▶ **Supplied records**
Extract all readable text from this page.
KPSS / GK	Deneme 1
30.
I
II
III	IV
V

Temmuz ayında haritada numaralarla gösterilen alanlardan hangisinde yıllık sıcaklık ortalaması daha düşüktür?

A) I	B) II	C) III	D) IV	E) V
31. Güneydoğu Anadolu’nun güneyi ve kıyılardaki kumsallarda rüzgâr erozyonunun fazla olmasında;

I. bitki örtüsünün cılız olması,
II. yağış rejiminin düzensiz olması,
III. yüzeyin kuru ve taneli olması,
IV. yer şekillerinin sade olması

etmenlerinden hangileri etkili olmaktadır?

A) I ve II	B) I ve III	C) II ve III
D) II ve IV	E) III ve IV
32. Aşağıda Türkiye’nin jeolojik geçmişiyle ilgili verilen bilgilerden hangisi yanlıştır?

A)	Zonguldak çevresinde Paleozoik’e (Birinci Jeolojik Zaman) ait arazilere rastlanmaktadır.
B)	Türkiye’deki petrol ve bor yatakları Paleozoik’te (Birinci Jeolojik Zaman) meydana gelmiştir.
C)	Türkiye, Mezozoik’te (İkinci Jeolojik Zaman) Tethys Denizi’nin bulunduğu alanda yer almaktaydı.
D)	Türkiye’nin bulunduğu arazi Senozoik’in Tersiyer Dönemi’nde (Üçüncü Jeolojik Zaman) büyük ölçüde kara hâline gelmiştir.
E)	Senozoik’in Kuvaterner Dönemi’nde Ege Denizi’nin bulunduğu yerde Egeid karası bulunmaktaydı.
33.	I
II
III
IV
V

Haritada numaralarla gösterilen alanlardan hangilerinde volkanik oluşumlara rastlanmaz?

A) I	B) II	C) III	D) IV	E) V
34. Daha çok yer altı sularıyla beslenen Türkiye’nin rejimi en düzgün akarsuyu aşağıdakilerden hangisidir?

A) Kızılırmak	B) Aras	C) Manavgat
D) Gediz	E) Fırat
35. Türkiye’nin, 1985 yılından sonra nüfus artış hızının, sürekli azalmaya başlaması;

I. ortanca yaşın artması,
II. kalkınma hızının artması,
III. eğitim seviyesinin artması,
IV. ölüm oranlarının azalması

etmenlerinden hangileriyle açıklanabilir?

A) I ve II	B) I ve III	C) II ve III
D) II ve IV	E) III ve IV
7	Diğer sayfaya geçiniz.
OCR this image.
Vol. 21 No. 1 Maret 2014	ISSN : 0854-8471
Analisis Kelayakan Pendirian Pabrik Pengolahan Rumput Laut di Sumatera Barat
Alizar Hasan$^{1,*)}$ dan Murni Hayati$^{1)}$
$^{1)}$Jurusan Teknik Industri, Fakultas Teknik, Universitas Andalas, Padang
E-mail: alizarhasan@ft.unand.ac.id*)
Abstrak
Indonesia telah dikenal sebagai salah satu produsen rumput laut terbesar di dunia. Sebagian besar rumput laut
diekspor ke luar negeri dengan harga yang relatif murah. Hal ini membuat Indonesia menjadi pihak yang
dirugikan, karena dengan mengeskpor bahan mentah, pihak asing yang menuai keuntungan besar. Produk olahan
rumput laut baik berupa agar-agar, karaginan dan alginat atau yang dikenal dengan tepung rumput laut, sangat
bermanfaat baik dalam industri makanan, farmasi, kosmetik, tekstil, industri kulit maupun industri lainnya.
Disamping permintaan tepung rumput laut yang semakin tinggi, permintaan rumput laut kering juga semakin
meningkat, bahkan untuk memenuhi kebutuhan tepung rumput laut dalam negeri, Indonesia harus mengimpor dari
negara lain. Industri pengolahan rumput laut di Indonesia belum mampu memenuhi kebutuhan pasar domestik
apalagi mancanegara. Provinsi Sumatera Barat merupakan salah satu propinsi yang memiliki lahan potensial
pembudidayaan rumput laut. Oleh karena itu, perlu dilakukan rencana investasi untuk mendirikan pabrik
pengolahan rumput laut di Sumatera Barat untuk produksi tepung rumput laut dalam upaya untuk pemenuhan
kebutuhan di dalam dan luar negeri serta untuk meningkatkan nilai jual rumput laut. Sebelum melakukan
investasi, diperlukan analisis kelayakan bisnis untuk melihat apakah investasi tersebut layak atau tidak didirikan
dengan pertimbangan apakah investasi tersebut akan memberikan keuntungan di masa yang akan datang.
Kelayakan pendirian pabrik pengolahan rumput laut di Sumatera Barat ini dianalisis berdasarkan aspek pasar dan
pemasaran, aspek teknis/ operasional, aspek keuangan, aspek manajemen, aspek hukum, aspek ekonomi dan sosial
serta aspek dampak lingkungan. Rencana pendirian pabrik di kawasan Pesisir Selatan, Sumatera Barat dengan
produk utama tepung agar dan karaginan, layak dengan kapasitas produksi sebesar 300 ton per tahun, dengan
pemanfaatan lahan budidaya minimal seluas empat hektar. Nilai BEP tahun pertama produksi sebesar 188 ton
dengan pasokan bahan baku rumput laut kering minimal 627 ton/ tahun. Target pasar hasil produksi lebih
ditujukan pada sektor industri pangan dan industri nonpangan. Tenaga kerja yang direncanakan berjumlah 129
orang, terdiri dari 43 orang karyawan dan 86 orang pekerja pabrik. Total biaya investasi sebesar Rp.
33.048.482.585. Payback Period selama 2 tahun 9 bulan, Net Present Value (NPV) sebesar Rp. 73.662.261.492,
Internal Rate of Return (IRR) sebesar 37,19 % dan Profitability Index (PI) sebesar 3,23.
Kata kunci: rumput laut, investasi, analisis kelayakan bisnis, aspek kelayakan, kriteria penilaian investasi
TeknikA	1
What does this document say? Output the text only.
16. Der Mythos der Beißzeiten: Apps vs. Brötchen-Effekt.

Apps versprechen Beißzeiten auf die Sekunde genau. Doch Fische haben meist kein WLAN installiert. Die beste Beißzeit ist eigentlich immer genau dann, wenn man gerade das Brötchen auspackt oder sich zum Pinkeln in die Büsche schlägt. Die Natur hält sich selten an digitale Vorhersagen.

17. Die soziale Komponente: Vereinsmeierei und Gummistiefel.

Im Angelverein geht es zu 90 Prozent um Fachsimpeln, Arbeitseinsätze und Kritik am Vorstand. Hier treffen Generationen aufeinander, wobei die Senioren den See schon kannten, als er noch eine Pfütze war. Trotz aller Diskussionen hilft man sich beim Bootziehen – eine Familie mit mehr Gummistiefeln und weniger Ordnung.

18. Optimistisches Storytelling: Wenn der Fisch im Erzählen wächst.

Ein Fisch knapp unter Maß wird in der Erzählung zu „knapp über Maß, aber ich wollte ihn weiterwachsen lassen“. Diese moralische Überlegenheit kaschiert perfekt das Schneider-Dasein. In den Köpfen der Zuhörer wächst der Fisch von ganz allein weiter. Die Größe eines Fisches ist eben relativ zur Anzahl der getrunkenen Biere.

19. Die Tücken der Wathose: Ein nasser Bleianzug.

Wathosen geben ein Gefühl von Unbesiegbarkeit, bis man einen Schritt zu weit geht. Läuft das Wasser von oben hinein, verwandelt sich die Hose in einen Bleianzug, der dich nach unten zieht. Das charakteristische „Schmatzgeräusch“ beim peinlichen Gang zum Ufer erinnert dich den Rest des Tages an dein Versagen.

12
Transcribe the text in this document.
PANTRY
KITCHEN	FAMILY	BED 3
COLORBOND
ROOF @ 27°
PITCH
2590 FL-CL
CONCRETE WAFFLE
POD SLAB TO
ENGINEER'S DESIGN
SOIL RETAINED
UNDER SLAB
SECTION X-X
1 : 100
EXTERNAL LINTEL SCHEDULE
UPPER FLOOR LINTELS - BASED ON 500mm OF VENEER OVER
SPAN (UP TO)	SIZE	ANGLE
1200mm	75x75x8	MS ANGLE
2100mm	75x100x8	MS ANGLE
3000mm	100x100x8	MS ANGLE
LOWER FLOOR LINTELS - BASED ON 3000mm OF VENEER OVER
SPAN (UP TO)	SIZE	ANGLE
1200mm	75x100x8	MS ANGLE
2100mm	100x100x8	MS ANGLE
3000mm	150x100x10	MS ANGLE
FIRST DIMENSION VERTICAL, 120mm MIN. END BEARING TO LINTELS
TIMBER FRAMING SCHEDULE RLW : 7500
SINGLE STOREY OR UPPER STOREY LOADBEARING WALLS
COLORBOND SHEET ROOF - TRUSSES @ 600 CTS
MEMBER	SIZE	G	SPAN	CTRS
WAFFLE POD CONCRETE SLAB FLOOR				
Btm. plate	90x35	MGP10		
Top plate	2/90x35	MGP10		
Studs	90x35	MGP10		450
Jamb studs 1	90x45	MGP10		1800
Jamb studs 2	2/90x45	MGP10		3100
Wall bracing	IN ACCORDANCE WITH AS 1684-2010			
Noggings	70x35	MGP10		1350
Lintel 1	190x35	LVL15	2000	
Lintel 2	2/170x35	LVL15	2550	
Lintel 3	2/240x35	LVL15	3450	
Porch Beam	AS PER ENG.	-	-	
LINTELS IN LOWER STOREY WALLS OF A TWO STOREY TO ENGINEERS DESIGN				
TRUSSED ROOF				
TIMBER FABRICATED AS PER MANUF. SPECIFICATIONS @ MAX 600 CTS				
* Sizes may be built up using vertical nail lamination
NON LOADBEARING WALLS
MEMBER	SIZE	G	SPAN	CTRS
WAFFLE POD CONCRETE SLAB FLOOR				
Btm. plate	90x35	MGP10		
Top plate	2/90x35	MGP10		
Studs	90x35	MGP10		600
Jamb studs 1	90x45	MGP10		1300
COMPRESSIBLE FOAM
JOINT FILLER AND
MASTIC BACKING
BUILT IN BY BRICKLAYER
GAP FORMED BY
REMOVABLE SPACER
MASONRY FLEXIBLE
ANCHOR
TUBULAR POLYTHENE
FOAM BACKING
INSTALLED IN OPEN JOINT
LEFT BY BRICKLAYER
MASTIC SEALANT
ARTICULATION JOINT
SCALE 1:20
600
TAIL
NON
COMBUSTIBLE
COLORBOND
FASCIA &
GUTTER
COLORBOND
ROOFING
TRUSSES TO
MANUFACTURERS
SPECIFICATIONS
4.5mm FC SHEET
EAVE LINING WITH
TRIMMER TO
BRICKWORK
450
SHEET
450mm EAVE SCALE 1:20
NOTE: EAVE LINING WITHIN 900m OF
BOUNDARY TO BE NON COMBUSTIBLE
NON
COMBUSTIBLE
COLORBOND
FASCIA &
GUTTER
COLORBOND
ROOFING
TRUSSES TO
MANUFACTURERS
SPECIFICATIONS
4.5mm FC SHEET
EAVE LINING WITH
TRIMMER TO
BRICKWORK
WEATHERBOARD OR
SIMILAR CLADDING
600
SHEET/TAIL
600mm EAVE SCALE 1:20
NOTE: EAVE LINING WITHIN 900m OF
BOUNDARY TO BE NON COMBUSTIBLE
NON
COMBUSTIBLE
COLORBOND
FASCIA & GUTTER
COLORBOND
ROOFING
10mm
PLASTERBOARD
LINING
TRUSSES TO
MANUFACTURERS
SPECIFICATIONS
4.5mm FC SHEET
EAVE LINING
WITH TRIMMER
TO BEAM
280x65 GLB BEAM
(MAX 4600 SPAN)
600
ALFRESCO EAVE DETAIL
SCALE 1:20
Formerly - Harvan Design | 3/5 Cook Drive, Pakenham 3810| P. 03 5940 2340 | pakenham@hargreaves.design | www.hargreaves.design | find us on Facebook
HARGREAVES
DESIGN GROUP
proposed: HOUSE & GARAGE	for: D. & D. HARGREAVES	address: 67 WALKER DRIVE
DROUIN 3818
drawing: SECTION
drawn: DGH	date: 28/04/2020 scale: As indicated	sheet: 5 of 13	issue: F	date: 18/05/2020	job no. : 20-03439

▶ **Goal**
Gather up every line from the listing above in which the word "dari" occurs.

▶ **Reply**
meningkat, bahkan untuk memenuhi kebutuhan tepung rumput laut dalam negeri, Indonesia harus mengimpor dari
orang, terdiri dari 43 orang karyawan dan 86 orang pekerja pabrik. Total biaya investasi sebesar Rp.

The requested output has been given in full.